[Reading passage]:
============================================================

Ada attracted much attention from the programming community as a whole during its early days. Its backers and others predicted that it might become a dominant language for general purpose programming and not just defense-related work. Ichbiah publicly stated that within ten years, only two programming languages would remain, Ada and Lisp.[6] Early Ada compilers struggled to implement the large, complex language, and both compile-time and run-time performance tended to be slow and tools primitive. Compiler vendors expended most of their efforts in passing the massive, language-conformance-testing, government-required "ACVC" validation suite that was required in another novel feature of the Ada language effort.[6]

Augusta Ada King, Countess of Lovelace.

In 1987, the US Department of Defense began to require the use of Ada (the Ada mandate) for every software project where new code was more than 30% of result, though exceptions to this rule were often granted.

By the late 1980s and early 1990s, Ada compilers had improved in performance, but there were still barriers to full exploitation of Ada's abilities, including a tasking model that was different from what most real-time programmers were used to.[6]

The Department of Defense Ada mandate was effectively removed in 1997, as the DoD began to embrace COTS (commercial off-the-shelf) technology. Similar requirements existed in other NATO countries.

Because Ada is a strongly typed language and has other safety-critical support features, it has found a niche outside the military in commercial aviation projects, where a software bug can cause fatalities. The fly-by-wire system software in the Boeing 777 was written in Ada. The Canadian Automated Air Traffic System was written in 1 million lines of Ada (SLOC count). It featured advanced (for the time) distributed processing, a distributed Ada database, and object-oriented design.

Standardization

The language became an ANSI standard in 1983 (ANSI/MIL-STD 1815A), and without any further changes became an ISO standard in 1987 (ISO-8652:1987). This version of the language is commonly known as Ada 83, from the date of its adoption by ANSI, but is sometimes referred to also as Ada 87, from the date of its adoption by ISO.

Ada 95, the joint ISO/ANSI standard (ISO-8652:1995) is the latest standard for Ada. It was published in February 1995, making Ada 95 the first ISO standard object-oriented programming language. To help with the standard revision and future acceptance, the US Air Force funded the development of the GNAT Compiler. Presently, the GNAT Compiler is part of the GNU Compiler Collection.

============================================================

[Provided material]:

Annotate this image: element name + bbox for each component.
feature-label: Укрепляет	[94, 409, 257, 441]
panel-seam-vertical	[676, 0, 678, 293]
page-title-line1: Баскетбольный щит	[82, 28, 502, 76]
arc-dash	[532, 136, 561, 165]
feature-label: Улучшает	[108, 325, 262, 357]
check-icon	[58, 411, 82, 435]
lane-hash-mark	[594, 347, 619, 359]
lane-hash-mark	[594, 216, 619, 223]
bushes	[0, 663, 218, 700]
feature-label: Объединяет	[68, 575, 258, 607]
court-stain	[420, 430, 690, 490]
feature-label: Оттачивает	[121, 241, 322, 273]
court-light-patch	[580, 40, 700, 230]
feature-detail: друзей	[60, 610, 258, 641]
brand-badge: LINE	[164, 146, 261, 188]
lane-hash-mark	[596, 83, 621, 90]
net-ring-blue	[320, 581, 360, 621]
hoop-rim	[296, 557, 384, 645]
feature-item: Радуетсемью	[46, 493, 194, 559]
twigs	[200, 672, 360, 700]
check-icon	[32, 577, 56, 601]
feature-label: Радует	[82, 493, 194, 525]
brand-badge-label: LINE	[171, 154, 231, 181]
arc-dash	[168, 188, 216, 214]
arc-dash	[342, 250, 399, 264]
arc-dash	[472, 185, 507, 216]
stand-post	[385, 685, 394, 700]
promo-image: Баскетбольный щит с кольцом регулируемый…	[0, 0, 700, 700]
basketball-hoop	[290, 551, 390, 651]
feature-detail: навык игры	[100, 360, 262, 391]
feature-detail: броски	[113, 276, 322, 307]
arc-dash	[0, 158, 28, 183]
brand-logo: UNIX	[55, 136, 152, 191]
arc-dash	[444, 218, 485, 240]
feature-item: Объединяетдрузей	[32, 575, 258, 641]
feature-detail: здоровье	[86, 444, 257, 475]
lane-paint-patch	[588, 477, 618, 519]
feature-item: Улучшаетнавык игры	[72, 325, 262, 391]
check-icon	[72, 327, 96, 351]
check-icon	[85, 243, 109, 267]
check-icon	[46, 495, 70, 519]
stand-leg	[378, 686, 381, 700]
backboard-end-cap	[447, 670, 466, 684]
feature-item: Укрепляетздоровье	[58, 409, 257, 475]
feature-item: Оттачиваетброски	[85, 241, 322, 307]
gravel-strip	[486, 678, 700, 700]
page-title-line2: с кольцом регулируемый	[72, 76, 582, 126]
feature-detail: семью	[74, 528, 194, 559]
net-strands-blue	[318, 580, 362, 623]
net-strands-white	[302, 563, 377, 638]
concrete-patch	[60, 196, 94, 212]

============================================================

[Written problem A]: In the passage on the Ada programming language, whose fly-by-wire system software was written in Ada?
[Written problem B]: Pick up the passage on the Ada programming language after its last sentence and keep writing.
The data has no connection to the passage on the Ada programming language.

[Right answer A]: The Boeing 777's.

[Right answer B]:
Work has continued on improving and updating the technical content of the Ada programming language. A Technical Corrigendum to Ada 95 was published in October 2001, and a major Amendment, ISO/IEC 8652:1995/Amd 1:2007, was published on March 9, 2007. Other related standards include ISO 8651-3:1988 Information processing systems—Computer graphics—Graphical Kernel System (GKS) language bindings—Part 3: Ada

Language constructs

Ada is a Algol-like programming language featuring control structures with reserved words such as if, then, else, while, for, and so on. However, Ada also has many data structuring facilities and other abstractions which were not included in the original Algol60, like type definitions, records, pointers, enumerations. Such constructs were in part inherited or inspired from Pascal.

"Hello, world!" in Ada

The Wikibook Ada Programming has a page on the topic of Basic

A common example of a language's syntax is the Hello world program:

with Ada.Text_IO;
procedure Hello is
begin
Ada.Text_IO.Put_Line("Hello, world!");
end Hello;

Ada also provides alternative constructions that are more streamlined.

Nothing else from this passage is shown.